Aim: Write out the material exactly, without any of its pictures.

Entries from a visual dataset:
>>>

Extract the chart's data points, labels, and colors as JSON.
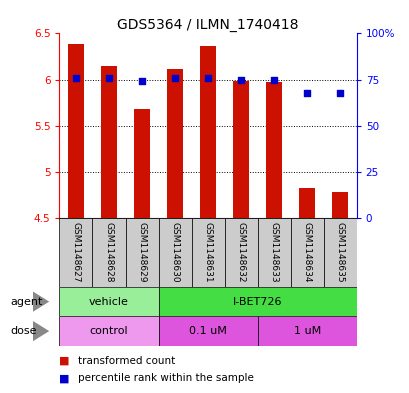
{
  "title": "GDS5364 / ILMN_1740418",
  "samples": [
    "GSM1148627",
    "GSM1148628",
    "GSM1148629",
    "GSM1148630",
    "GSM1148631",
    "GSM1148632",
    "GSM1148633",
    "GSM1148634",
    "GSM1148635"
  ],
  "bar_values": [
    6.39,
    6.15,
    5.68,
    6.11,
    6.36,
    5.99,
    5.97,
    4.83,
    4.78
  ],
  "bar_bottom": 4.5,
  "percentile_values": [
    76,
    76,
    74,
    76,
    76,
    75,
    75,
    68,
    68
  ],
  "ylim_left": [
    4.5,
    6.5
  ],
  "ylim_right": [
    0,
    100
  ],
  "yticks_left": [
    4.5,
    5.0,
    5.5,
    6.0,
    6.5
  ],
  "ytick_labels_left": [
    "4.5",
    "5",
    "5.5",
    "6",
    "6.5"
  ],
  "yticks_right": [
    0,
    25,
    50,
    75,
    100
  ],
  "ytick_labels_right": [
    "0",
    "25",
    "50",
    "75",
    "100%"
  ],
  "bar_color": "#cc1100",
  "dot_color": "#0000cc",
  "agent_groups": [
    {
      "text": "vehicle",
      "start": 0,
      "end": 3,
      "color": "#99ee99"
    },
    {
      "text": "I-BET726",
      "start": 3,
      "end": 9,
      "color": "#44dd44"
    }
  ],
  "dose_groups": [
    {
      "text": "control",
      "start": 0,
      "end": 3,
      "color": "#ee99ee"
    },
    {
      "text": "0.1 uM",
      "start": 3,
      "end": 6,
      "color": "#dd55dd"
    },
    {
      "text": "1 uM",
      "start": 6,
      "end": 9,
      "color": "#dd55dd"
    }
  ],
  "legend_bar_label": "transformed count",
  "legend_dot_label": "percentile rank within the sample",
  "agent_row_label": "agent",
  "dose_row_label": "dose",
  "grid_yticks": [
    5.0,
    5.5,
    6.0
  ],
  "sample_box_color": "#cccccc",
  "bg_color": "#ffffff",
  "bar_width": 0.5
}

<<<

Output:
Extract the chart's data points, labels, and colors as JSON.
{
  "title": "GDS5364 / ILMN_1740418",
  "samples": [
    "GSM1148627",
    "GSM1148628",
    "GSM1148629",
    "GSM1148630",
    "GSM1148631",
    "GSM1148632",
    "GSM1148633",
    "GSM1148634",
    "GSM1148635"
  ],
  "bar_values": [
    6.39,
    6.15,
    5.68,
    6.11,
    6.36,
    5.99,
    5.97,
    4.83,
    4.78
  ],
  "bar_bottom": 4.5,
  "percentile_values": [
    76,
    76,
    74,
    76,
    76,
    75,
    75,
    68,
    68
  ],
  "ylim_left": [
    4.5,
    6.5
  ],
  "ylim_right": [
    0,
    100
  ],
  "yticks_left": [
    4.5,
    5.0,
    5.5,
    6.0,
    6.5
  ],
  "ytick_labels_left": [
    "4.5",
    "5",
    "5.5",
    "6",
    "6.5"
  ],
  "yticks_right": [
    0,
    25,
    50,
    75,
    100
  ],
  "ytick_labels_right": [
    "0",
    "25",
    "50",
    "75",
    "100%"
  ],
  "bar_color": "#cc1100",
  "dot_color": "#0000cc",
  "agent_groups": [
    {
      "text": "vehicle",
      "start": 0,
      "end": 3,
      "color": "#99ee99"
    },
    {
      "text": "I-BET726",
      "start": 3,
      "end": 9,
      "color": "#44dd44"
    }
  ],
  "dose_groups": [
    {
      "text": "control",
      "start": 0,
      "end": 3,
      "color": "#ee99ee"
    },
    {
      "text": "0.1 uM",
      "start": 3,
      "end": 6,
      "color": "#dd55dd"
    },
    {
      "text": "1 uM",
      "start": 6,
      "end": 9,
      "color": "#dd55dd"
    }
  ],
  "legend_bar_label": "transformed count",
  "legend_dot_label": "percentile rank within the sample",
  "agent_row_label": "agent",
  "dose_row_label": "dose",
  "grid_yticks": [
    5.0,
    5.5,
    6.0
  ],
  "sample_box_color": "#cccccc",
  "bg_color": "#ffffff",
  "bar_width": 0.5
}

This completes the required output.